>> begin Excerpted records

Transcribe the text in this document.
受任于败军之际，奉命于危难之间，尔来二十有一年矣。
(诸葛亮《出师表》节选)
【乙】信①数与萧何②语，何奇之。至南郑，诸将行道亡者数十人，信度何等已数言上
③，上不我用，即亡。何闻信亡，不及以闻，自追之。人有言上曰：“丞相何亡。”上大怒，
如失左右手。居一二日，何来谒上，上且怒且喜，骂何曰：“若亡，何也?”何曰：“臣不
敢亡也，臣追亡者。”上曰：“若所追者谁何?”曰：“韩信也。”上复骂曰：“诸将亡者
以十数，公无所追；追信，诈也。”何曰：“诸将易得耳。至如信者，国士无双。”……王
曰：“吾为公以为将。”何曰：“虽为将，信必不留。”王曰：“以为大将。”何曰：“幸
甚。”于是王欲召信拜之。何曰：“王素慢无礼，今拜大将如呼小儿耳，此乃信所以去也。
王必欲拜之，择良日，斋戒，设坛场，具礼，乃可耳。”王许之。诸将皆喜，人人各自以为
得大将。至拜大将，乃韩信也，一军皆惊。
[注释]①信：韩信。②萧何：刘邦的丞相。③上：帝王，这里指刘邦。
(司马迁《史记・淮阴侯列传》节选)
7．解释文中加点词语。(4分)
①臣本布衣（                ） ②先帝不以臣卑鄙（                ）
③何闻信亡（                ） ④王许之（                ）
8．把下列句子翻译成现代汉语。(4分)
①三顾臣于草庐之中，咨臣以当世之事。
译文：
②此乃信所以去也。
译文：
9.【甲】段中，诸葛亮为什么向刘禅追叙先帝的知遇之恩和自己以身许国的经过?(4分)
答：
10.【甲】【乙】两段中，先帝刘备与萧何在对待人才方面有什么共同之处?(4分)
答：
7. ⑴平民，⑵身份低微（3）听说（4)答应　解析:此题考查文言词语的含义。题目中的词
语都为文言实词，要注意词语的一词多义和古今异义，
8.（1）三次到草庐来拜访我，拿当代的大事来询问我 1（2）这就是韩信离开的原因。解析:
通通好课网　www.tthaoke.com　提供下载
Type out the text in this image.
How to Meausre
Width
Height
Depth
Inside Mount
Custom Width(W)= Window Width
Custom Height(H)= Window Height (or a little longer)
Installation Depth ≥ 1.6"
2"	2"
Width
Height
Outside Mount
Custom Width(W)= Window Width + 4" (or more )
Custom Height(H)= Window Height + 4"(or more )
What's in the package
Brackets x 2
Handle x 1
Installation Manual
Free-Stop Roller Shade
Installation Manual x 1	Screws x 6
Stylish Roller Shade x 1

>> end Excerpted records

Please restate the data word for word, every record included.

Transcribe the text in this document.
受任于败军之际，奉命于危难之间，尔来二十有一年矣。
(诸葛亮《出师表》节选)
【乙】信①数与萧何②语，何奇之。至南郑，诸将行道亡者数十人，信度何等已数言上
③，上不我用，即亡。何闻信亡，不及以闻，自追之。人有言上曰：“丞相何亡。”上大怒，
如失左右手。居一二日，何来谒上，上且怒且喜，骂何曰：“若亡，何也?”何曰：“臣不
敢亡也，臣追亡者。”上曰：“若所追者谁何?”曰：“韩信也。”上复骂曰：“诸将亡者
以十数，公无所追；追信，诈也。”何曰：“诸将易得耳。至如信者，国士无双。”……王
曰：“吾为公以为将。”何曰：“虽为将，信必不留。”王曰：“以为大将。”何曰：“幸
甚。”于是王欲召信拜之。何曰：“王素慢无礼，今拜大将如呼小儿耳，此乃信所以去也。
王必欲拜之，择良日，斋戒，设坛场，具礼，乃可耳。”王许之。诸将皆喜，人人各自以为
得大将。至拜大将，乃韩信也，一军皆惊。
[注释]①信：韩信。②萧何：刘邦的丞相。③上：帝王，这里指刘邦。
(司马迁《史记・淮阴侯列传》节选)
7．解释文中加点词语。(4分)
①臣本布衣（                ） ②先帝不以臣卑鄙（                ）
③何闻信亡（                ） ④王许之（                ）
8．把下列句子翻译成现代汉语。(4分)
①三顾臣于草庐之中，咨臣以当世之事。
译文：
②此乃信所以去也。
译文：
9.【甲】段中，诸葛亮为什么向刘禅追叙先帝的知遇之恩和自己以身许国的经过?(4分)
答：
10.【甲】【乙】两段中，先帝刘备与萧何在对待人才方面有什么共同之处?(4分)
答：
7. ⑴平民，⑵身份低微（3）听说（4)答应　解析:此题考查文言词语的含义。题目中的词
语都为文言实词，要注意词语的一词多义和古今异义，
8.（1）三次到草庐来拜访我，拿当代的大事来询问我 1（2）这就是韩信离开的原因。解析:
通通好课网　www.tthaoke.com　提供下载
Type out the text in this image.
How to Meausre
Width
Height
Depth
Inside Mount
Custom Width(W)= Window Width
Custom Height(H)= Window Height (or a little longer)
Installation Depth ≥ 1.6"
2"	2"
Width
Height
Outside Mount
Custom Width(W)= Window Width + 4" (or more )
Custom Height(H)= Window Height + 4"(or more )
What's in the package
Brackets x 2
Handle x 1
Installation Manual
Free-Stop Roller Shade
Installation Manual x 1	Screws x 6
Stylish Roller Shade x 1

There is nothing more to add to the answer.